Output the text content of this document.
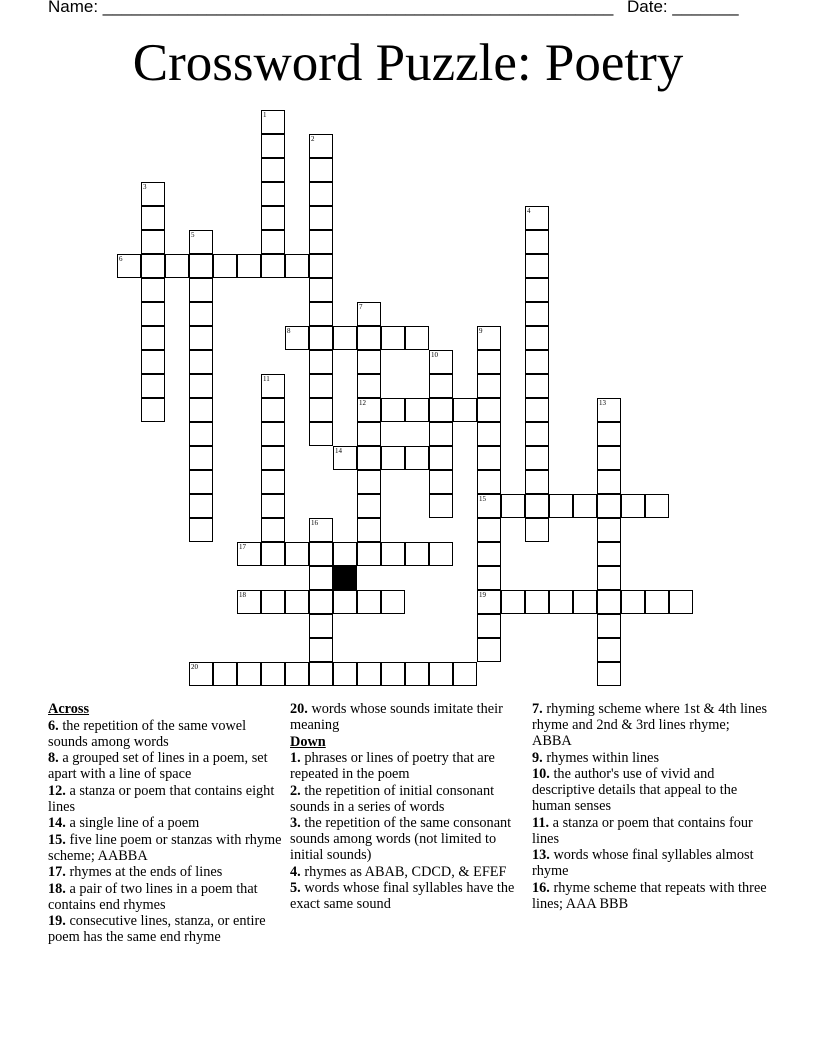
Name: ______________________________________________________ Date: _______
Crossword Puzzle: Poetry
6
8
12
14
15
17
18	19
20
1
2
3
4
5
7
9
10
11
13
16
Across
6. the repetition of the same vowel sounds among words
8. a grouped set of lines in a poem, set apart with a line of space
12. a stanza or poem that contains eight lines
14. a single line of a poem
15. five line poem or stanzas with rhyme scheme; AABBA
17. rhymes at the ends of lines
18. a pair of two lines in a poem that contains end rhymes
19. consecutive lines, stanza, or entire poem has the same end rhyme
20. words whose sounds imitate their meaning
Down
1. phrases or lines of poetry that are repeated in the poem
2. the repetition of initial consonant sounds in a series of words
3. the repetition of the same consonant sounds among words (not limited to initial sounds)
4. rhymes as ABAB, CDCD, & EFEF
5. words whose final syllables have the exact same sound
7. rhyming scheme where 1st & 4th lines rhyme and 2nd & 3rd lines rhyme; ABBA
9. rhymes within lines
10. the author's use of vivid and descriptive details that appeal to the human senses
11. a stanza or poem that contains four lines
13. words whose final syllables almost rhyme
16. rhyme scheme that repeats with three lines; AAA BBB
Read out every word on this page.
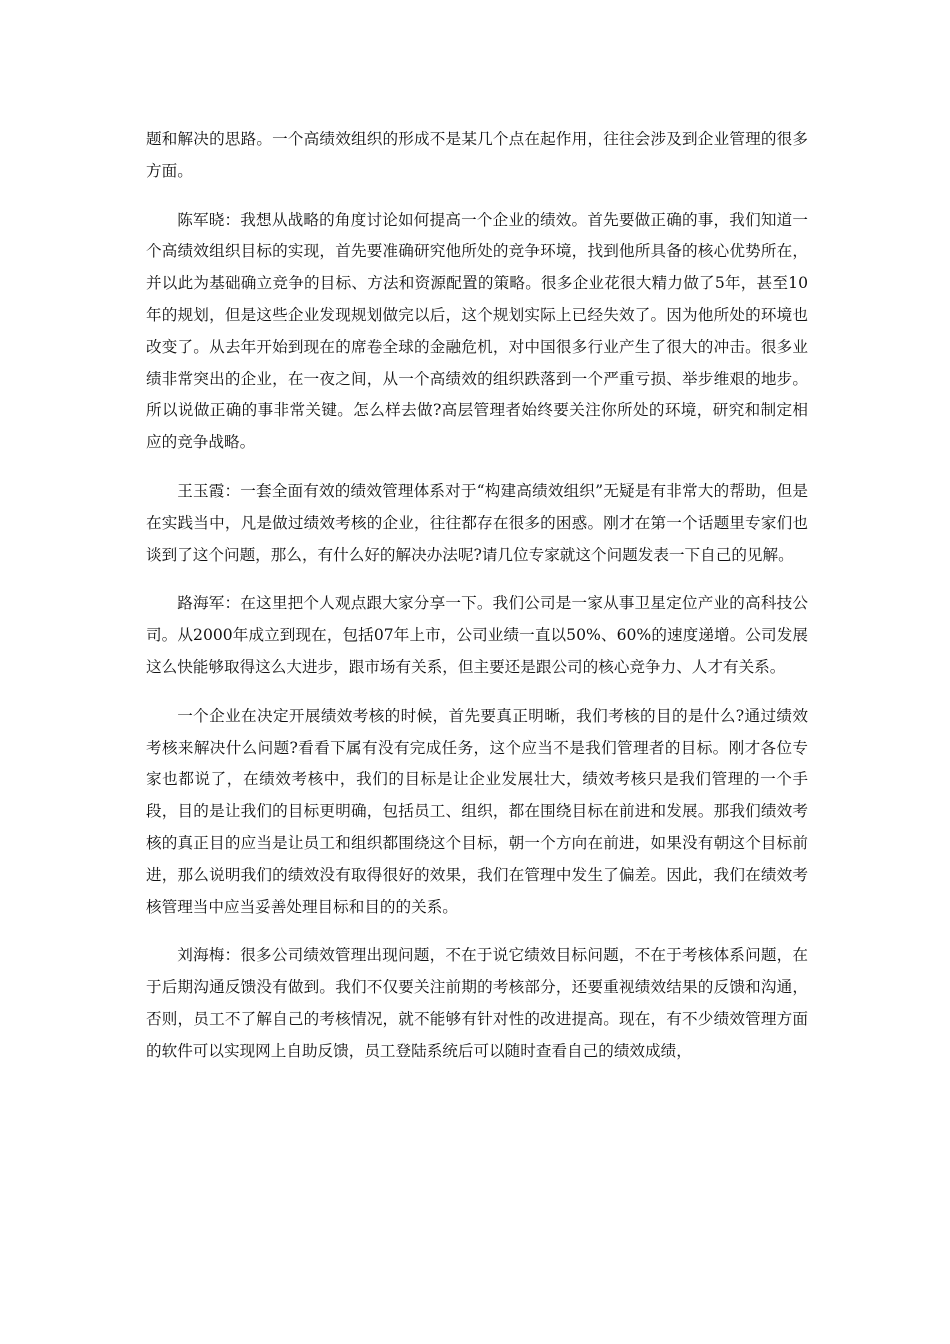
题和解决的思路。一个高绩效组织的形成不是某几个点在起作用，往往会涉及到企业管理的很多方面。

陈军晓：我想从战略的角度讨论如何提高一个企业的绩效。首先要做正确的事，我们知道一个高绩效组织目标的实现，首先要准确研究他所处的竞争环境，找到他所具备的核心优势所在，并以此为基础确立竞争的目标、方法和资源配置的策略。很多企业花很大精力做了5年，甚至10年的规划，但是这些企业发现规划做完以后，这个规划实际上已经失效了。因为他所处的环境也改变了。从去年开始到现在的席卷全球的金融危机，对中国很多行业产生了很大的冲击。很多业绩非常突出的企业，在一夜之间，从一个高绩效的组织跌落到一个严重亏损、举步维艰的地步。所以说做正确的事非常关键。怎么样去做?高层管理者始终要关注你所处的环境，研究和制定相应的竞争战略。

王玉霞：一套全面有效的绩效管理体系对于“构建高绩效组织”无疑是有非常大的帮助，但是在实践当中，凡是做过绩效考核的企业，往往都存在很多的困惑。刚才在第一个话题里专家们也谈到了这个问题，那么，有什么好的解决办法呢?请几位专家就这个问题发表一下自己的见解。

路海军：在这里把个人观点跟大家分享一下。我们公司是一家从事卫星定位产业的高科技公司。从2000年成立到现在，包括07年上市，公司业绩一直以50%、60%的速度递增。公司发展这么快能够取得这么大进步，跟市场有关系，但主要还是跟公司的核心竞争力、人才有关系。

一个企业在决定开展绩效考核的时候，首先要真正明晰，我们考核的目的是什么?通过绩效考核来解决什么问题?看看下属有没有完成任务，这个应当不是我们管理者的目标。刚才各位专家也都说了，在绩效考核中，我们的目标是让企业发展壮大，绩效考核只是我们管理的一个手段，目的是让我们的目标更明确，包括员工、组织，都在围绕目标在前进和发展。那我们绩效考核的真正目的应当是让员工和组织都围绕这个目标，朝一个方向在前进，如果没有朝这个目标前进，那么说明我们的绩效没有取得很好的效果，我们在管理中发生了偏差。因此，我们在绩效考核管理当中应当妥善处理目标和目的的关系。

刘海梅：很多公司绩效管理出现问题，不在于说它绩效目标问题，不在于考核体系问题，在于后期沟通反馈没有做到。我们不仅要关注前期的考核部分，还要重视绩效结果的反馈和沟通，否则，员工不了解自己的考核情况，就不能够有针对性的改进提高。现在，有不少绩效管理方面的软件可以实现网上自助反馈，员工登陆系统后可以随时查看自己的绩效成绩，
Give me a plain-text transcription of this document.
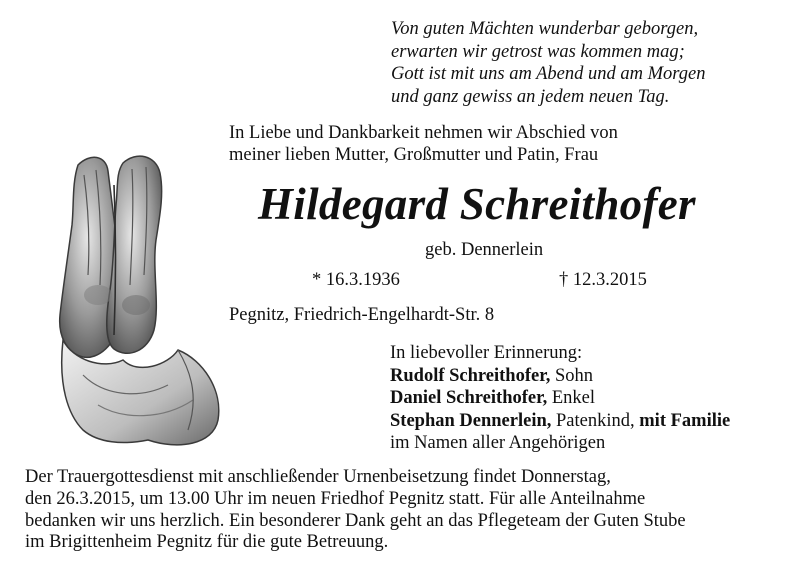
Von guten Mächten wunderbar geborgen,
erwarten wir getrost was kommen mag;
Gott ist mit uns am Abend und am Morgen
und ganz gewiss an jedem neuen Tag.
In Liebe und Dankbarkeit nehmen wir Abschied von
meiner lieben Mutter, Großmutter und Patin, Frau
Hildegard Schreithofer
geb. Dennerlein
* 16.3.1936	† 12.3.2015
Pegnitz, Friedrich-Engelhardt-Str. 8
In liebevoller Erinnerung:
Rudolf Schreithofer, Sohn
Daniel Schreithofer, Enkel
Stephan Dennerlein, Patenkind, mit Familie
im Namen aller Angehörigen
Der Trauergottesdienst mit anschließender Urnenbeisetzung findet Donnerstag,
den 26.3.2015, um 13.00 Uhr im neuen Friedhof Pegnitz statt. Für alle Anteilnahme
bedanken wir uns herzlich. Ein besonderer Dank geht an das Pflegeteam der Guten Stube
im Brigittenheim Pegnitz für die gute Betreuung.
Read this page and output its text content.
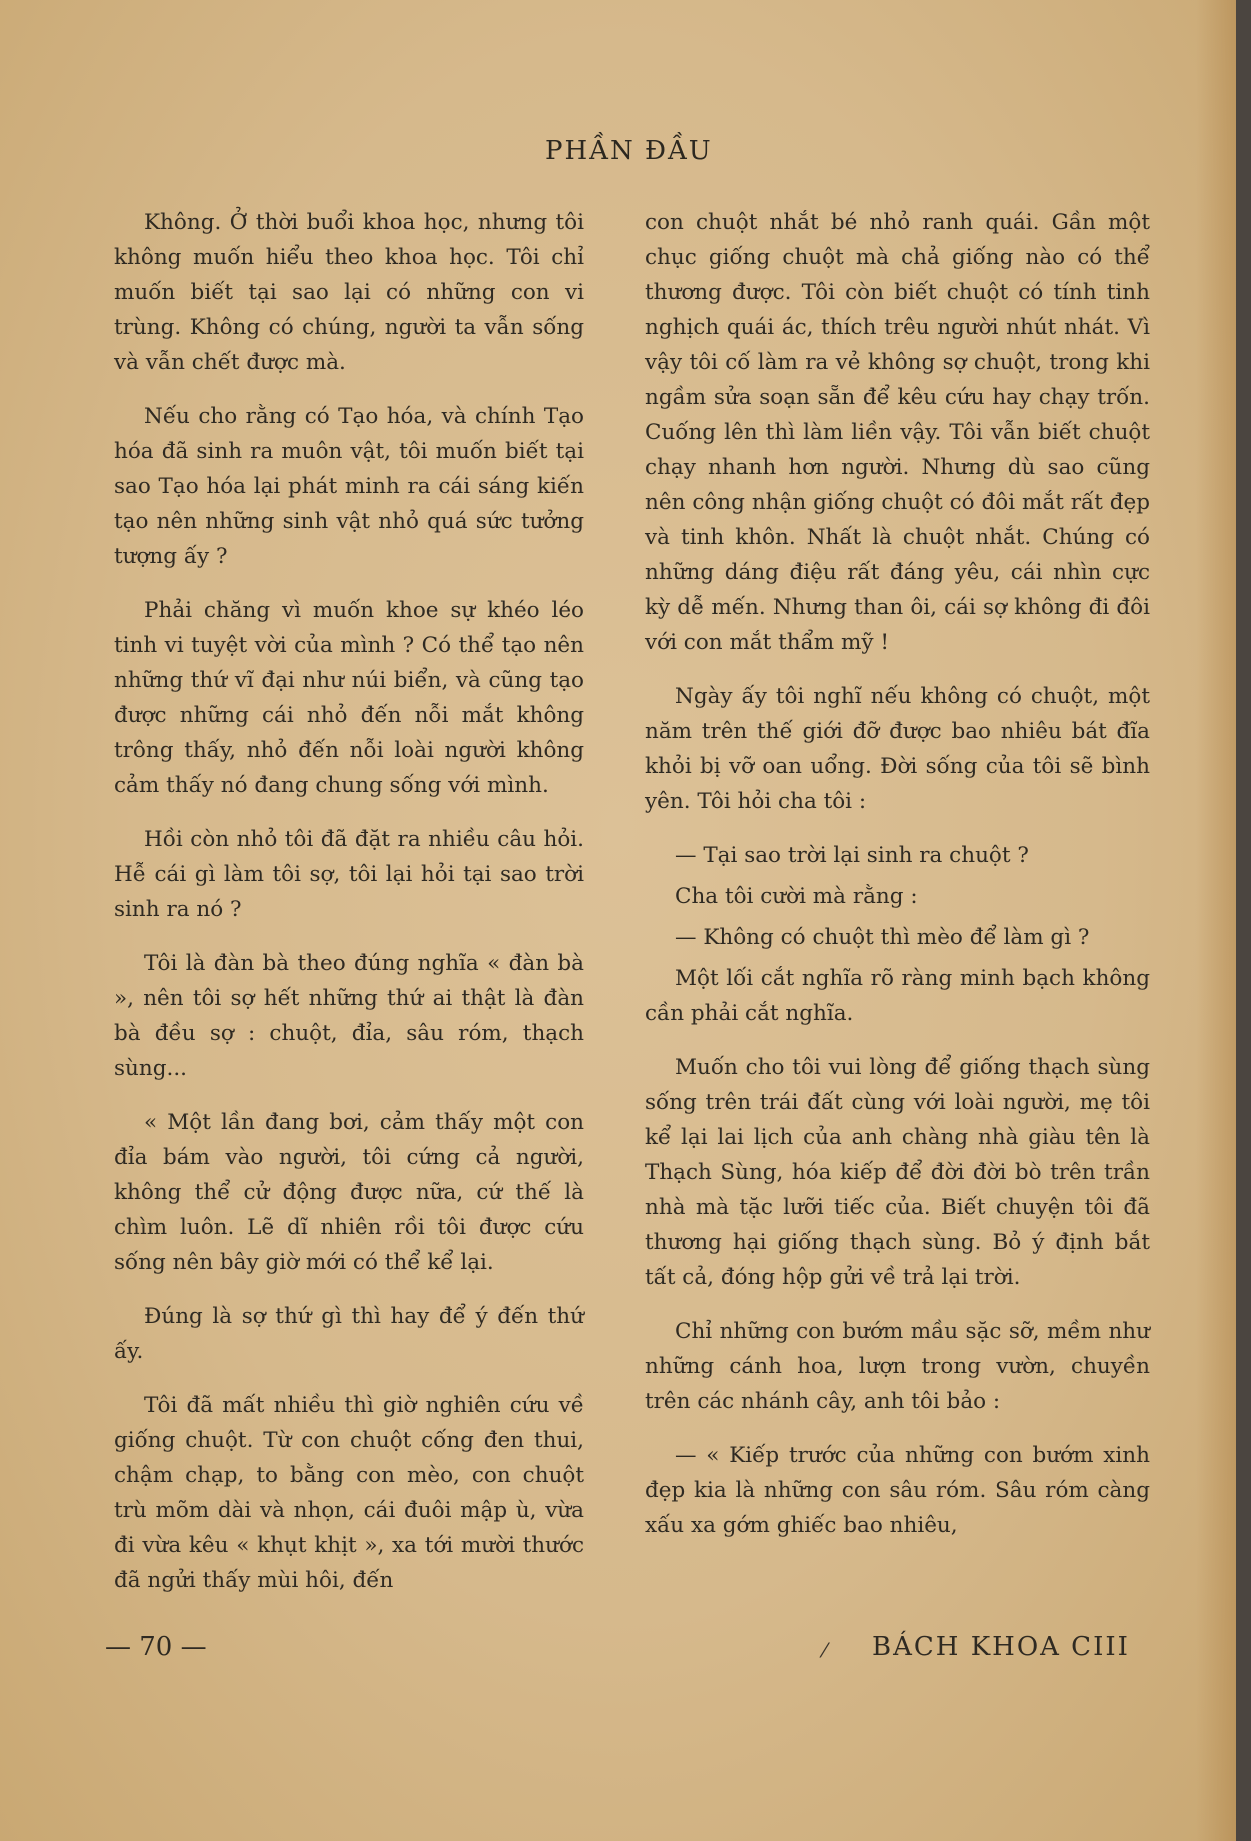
PHẦN ĐẦU

Không. Ở thời buổi khoa học, nhưng tôi không muốn hiểu theo khoa học. Tôi chỉ muốn biết tại sao lại có những con vi trùng. Không có chúng, người ta vẫn sống và vẫn chết được mà.

Nếu cho rằng có Tạo hóa, và chính Tạo hóa đã sinh ra muôn vật, tôi muốn biết tại sao Tạo hóa lại phát minh ra cái sáng kiến tạo nên những sinh vật nhỏ quá sức tưởng tượng ấy ?

Phải chăng vì muốn khoe sự khéo léo tinh vi tuyệt vời của mình ? Có thể tạo nên những thứ vĩ đại như núi biển, và cũng tạo được những cái nhỏ đến nỗi mắt không trông thấy, nhỏ đến nỗi loài người không cảm thấy nó đang chung sống với mình.

Hồi còn nhỏ tôi đã đặt ra nhiều câu hỏi. Hễ cái gì làm tôi sợ, tôi lại hỏi tại sao trời sinh ra nó ?

Tôi là đàn bà theo đúng nghĩa « đàn bà », nên tôi sợ hết những thứ ai thật là đàn bà đều sợ : chuột, đỉa, sâu róm, thạch sùng...

« Một lần đang bơi, cảm thấy một con đỉa bám vào người, tôi cứng cả người, không thể cử động được nữa, cứ thế là chìm luôn. Lẽ dĩ nhiên rồi tôi được cứu sống nên bây giờ mới có thể kể lại.

Đúng là sợ thứ gì thì hay để ý đến thứ ấy.

Tôi đã mất nhiều thì giờ nghiên cứu về giống chuột. Từ con chuột cống đen thui, chậm chạp, to bằng con mèo, con chuột trù mõm dài và nhọn, cái đuôi mập ù, vừa đi vừa kêu « khụt khịt », xa tới mười thước đã ngửi thấy mùi hôi, đến

con chuột nhắt bé nhỏ ranh quái. Gần một chục giống chuột mà chả giống nào có thể thương được. Tôi còn biết chuột có tính tinh nghịch quái ác, thích trêu người nhút nhát. Vì vậy tôi cố làm ra vẻ không sợ chuột, trong khi ngầm sửa soạn sẵn để kêu cứu hay chạy trốn. Cuống lên thì làm liền vậy. Tôi vẫn biết chuột chạy nhanh hơn người. Nhưng dù sao cũng nên công nhận giống chuột có đôi mắt rất đẹp và tinh khôn. Nhất là chuột nhắt. Chúng có những dáng điệu rất đáng yêu, cái nhìn cực kỳ dễ mến. Nhưng than ôi, cái sợ không đi đôi với con mắt thẩm mỹ !

Ngày ấy tôi nghĩ nếu không có chuột, một năm trên thế giới đỡ được bao nhiêu bát đĩa khỏi bị vỡ oan uổng. Đời sống của tôi sẽ bình yên. Tôi hỏi cha tôi :

— Tại sao trời lại sinh ra chuột ?

Cha tôi cười mà rằng :

— Không có chuột thì mèo để làm gì ?

Một lối cắt nghĩa rõ ràng minh bạch không cần phải cắt nghĩa.

Muốn cho tôi vui lòng để giống thạch sùng sống trên trái đất cùng với loài người, mẹ tôi kể lại lai lịch của anh chàng nhà giàu tên là Thạch Sùng, hóa kiếp để đời đời bò trên trần nhà mà tặc lưỡi tiếc của. Biết chuyện tôi đã thương hại giống thạch sùng. Bỏ ý định bắt tất cả, đóng hộp gửi về trả lại trời.

Chỉ những con bướm mầu sặc sỡ, mềm như những cánh hoa, lượn trong vườn, chuyền trên các nhánh cây, anh tôi bảo :

— « Kiếp trước của những con bướm xinh đẹp kia là những con sâu róm. Sâu róm càng xấu xa gớm ghiếc bao nhiêu,

— 70 —	⁄ BÁCH KHOA CIII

+ + + + + + +

== SET PROBLEM ==
Write down every line of the data above that includes the string "initial".

== THE REPLY ==
2. the repetition of initial consonant sounds in a series of words
3. the repetition of the same consonant sounds among words (not limited to initial sounds)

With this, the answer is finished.